# [Stated task]
Each entry in the listing below should be restated word for word.

# [Listed records]
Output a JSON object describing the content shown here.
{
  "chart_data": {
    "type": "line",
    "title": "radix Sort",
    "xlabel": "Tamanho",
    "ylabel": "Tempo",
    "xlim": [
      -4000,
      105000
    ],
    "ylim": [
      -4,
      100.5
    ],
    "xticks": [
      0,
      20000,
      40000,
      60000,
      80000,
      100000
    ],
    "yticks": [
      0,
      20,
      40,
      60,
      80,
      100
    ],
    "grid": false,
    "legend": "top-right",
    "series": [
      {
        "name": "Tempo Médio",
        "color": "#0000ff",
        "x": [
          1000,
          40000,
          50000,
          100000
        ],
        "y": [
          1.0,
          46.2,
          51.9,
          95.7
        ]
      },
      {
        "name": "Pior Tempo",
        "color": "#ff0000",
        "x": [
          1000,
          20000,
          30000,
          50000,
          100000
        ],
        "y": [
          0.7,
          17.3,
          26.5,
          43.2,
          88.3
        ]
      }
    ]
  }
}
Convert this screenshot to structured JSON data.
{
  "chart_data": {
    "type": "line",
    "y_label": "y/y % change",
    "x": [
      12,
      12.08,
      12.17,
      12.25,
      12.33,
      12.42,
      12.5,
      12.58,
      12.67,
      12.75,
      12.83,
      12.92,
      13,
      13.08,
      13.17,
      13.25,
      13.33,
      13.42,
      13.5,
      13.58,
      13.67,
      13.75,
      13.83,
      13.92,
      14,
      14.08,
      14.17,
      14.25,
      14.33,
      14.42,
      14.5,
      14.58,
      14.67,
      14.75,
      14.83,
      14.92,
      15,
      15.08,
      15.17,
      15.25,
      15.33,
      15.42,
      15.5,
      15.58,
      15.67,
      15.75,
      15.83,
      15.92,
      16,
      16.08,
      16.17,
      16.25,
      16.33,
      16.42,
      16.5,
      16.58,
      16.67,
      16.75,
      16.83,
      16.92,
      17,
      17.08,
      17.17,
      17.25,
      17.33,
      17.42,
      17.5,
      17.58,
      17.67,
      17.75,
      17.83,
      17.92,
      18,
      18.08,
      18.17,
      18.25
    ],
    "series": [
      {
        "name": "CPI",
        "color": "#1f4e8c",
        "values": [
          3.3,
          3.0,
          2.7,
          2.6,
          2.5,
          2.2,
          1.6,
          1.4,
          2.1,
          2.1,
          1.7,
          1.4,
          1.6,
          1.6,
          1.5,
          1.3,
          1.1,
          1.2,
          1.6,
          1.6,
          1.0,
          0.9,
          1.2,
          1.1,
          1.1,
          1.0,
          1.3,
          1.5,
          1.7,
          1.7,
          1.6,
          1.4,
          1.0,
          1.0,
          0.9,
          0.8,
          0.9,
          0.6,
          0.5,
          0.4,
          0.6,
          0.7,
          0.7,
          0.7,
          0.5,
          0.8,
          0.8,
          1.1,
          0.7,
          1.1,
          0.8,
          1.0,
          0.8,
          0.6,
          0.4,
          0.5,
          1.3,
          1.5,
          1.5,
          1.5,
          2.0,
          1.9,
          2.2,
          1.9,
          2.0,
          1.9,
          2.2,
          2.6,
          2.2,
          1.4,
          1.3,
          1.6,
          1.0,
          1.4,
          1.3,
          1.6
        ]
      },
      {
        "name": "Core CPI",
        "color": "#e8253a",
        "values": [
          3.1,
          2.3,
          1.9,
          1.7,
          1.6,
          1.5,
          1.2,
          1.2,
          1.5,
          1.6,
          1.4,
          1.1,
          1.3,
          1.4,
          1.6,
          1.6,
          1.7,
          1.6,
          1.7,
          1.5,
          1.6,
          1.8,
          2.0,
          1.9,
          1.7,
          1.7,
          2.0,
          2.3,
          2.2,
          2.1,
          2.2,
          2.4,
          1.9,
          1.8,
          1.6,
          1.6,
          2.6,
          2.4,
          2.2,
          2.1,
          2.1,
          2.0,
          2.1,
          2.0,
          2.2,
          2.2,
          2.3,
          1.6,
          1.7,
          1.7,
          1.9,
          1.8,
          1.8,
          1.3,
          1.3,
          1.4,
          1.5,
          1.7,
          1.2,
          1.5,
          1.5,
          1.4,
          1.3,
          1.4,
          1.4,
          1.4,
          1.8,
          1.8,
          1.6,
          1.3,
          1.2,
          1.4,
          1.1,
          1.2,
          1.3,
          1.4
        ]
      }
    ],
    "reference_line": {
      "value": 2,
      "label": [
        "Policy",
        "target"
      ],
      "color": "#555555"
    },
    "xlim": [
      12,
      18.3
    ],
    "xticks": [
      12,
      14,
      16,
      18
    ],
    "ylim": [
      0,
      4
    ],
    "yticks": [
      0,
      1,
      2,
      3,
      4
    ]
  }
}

# [Answer below]
Output a JSON object describing the content shown here.
{
  "chart_data": {
    "type": "line",
    "title": "radix Sort",
    "xlabel": "Tamanho",
    "ylabel": "Tempo",
    "xlim": [
      -4000,
      105000
    ],
    "ylim": [
      -4,
      100.5
    ],
    "xticks": [
      0,
      20000,
      40000,
      60000,
      80000,
      100000
    ],
    "yticks": [
      0,
      20,
      40,
      60,
      80,
      100
    ],
    "grid": false,
    "legend": "top-right",
    "series": [
      {
        "name": "Tempo Médio",
        "color": "#0000ff",
        "x": [
          1000,
          40000,
          50000,
          100000
        ],
        "y": [
          1.0,
          46.2,
          51.9,
          95.7
        ]
      },
      {
        "name": "Pior Tempo",
        "color": "#ff0000",
        "x": [
          1000,
          20000,
          30000,
          50000,
          100000
        ],
        "y": [
          0.7,
          17.3,
          26.5,
          43.2,
          88.3
        ]
      }
    ]
  }
}
Convert this screenshot to structured JSON data.
{
  "chart_data": {
    "type": "line",
    "y_label": "y/y % change",
    "x": [
      12,
      12.08,
      12.17,
      12.25,
      12.33,
      12.42,
      12.5,
      12.58,
      12.67,
      12.75,
      12.83,
      12.92,
      13,
      13.08,
      13.17,
      13.25,
      13.33,
      13.42,
      13.5,
      13.58,
      13.67,
      13.75,
      13.83,
      13.92,
      14,
      14.08,
      14.17,
      14.25,
      14.33,
      14.42,
      14.5,
      14.58,
      14.67,
      14.75,
      14.83,
      14.92,
      15,
      15.08,
      15.17,
      15.25,
      15.33,
      15.42,
      15.5,
      15.58,
      15.67,
      15.75,
      15.83,
      15.92,
      16,
      16.08,
      16.17,
      16.25,
      16.33,
      16.42,
      16.5,
      16.58,
      16.67,
      16.75,
      16.83,
      16.92,
      17,
      17.08,
      17.17,
      17.25,
      17.33,
      17.42,
      17.5,
      17.58,
      17.67,
      17.75,
      17.83,
      17.92,
      18,
      18.08,
      18.17,
      18.25
    ],
    "series": [
      {
        "name": "CPI",
        "color": "#1f4e8c",
        "values": [
          3.3,
          3.0,
          2.7,
          2.6,
          2.5,
          2.2,
          1.6,
          1.4,
          2.1,
          2.1,
          1.7,
          1.4,
          1.6,
          1.6,
          1.5,
          1.3,
          1.1,
          1.2,
          1.6,
          1.6,
          1.0,
          0.9,
          1.2,
          1.1,
          1.1,
          1.0,
          1.3,
          1.5,
          1.7,
          1.7,
          1.6,
          1.4,
          1.0,
          1.0,
          0.9,
          0.8,
          0.9,
          0.6,
          0.5,
          0.4,
          0.6,
          0.7,
          0.7,
          0.7,
          0.5,
          0.8,
          0.8,
          1.1,
          0.7,
          1.1,
          0.8,
          1.0,
          0.8,
          0.6,
          0.4,
          0.5,
          1.3,
          1.5,
          1.5,
          1.5,
          2.0,
          1.9,
          2.2,
          1.9,
          2.0,
          1.9,
          2.2,
          2.6,
          2.2,
          1.4,
          1.3,
          1.6,
          1.0,
          1.4,
          1.3,
          1.6
        ]
      },
      {
        "name": "Core CPI",
        "color": "#e8253a",
        "values": [
          3.1,
          2.3,
          1.9,
          1.7,
          1.6,
          1.5,
          1.2,
          1.2,
          1.5,
          1.6,
          1.4,
          1.1,
          1.3,
          1.4,
          1.6,
          1.6,
          1.7,
          1.6,
          1.7,
          1.5,
          1.6,
          1.8,
          2.0,
          1.9,
          1.7,
          1.7,
          2.0,
          2.3,
          2.2,
          2.1,
          2.2,
          2.4,
          1.9,
          1.8,
          1.6,
          1.6,
          2.6,
          2.4,
          2.2,
          2.1,
          2.1,
          2.0,
          2.1,
          2.0,
          2.2,
          2.2,
          2.3,
          1.6,
          1.7,
          1.7,
          1.9,
          1.8,
          1.8,
          1.3,
          1.3,
          1.4,
          1.5,
          1.7,
          1.2,
          1.5,
          1.5,
          1.4,
          1.3,
          1.4,
          1.4,
          1.4,
          1.8,
          1.8,
          1.6,
          1.3,
          1.2,
          1.4,
          1.1,
          1.2,
          1.3,
          1.4
        ]
      }
    ],
    "reference_line": {
      "value": 2,
      "label": [
        "Policy",
        "target"
      ],
      "color": "#555555"
    },
    "xlim": [
      12,
      18.3
    ],
    "xticks": [
      12,
      14,
      16,
      18
    ],
    "ylim": [
      0,
      4
    ],
    "yticks": [
      0,
      1,
      2,
      3,
      4
    ]
  }
}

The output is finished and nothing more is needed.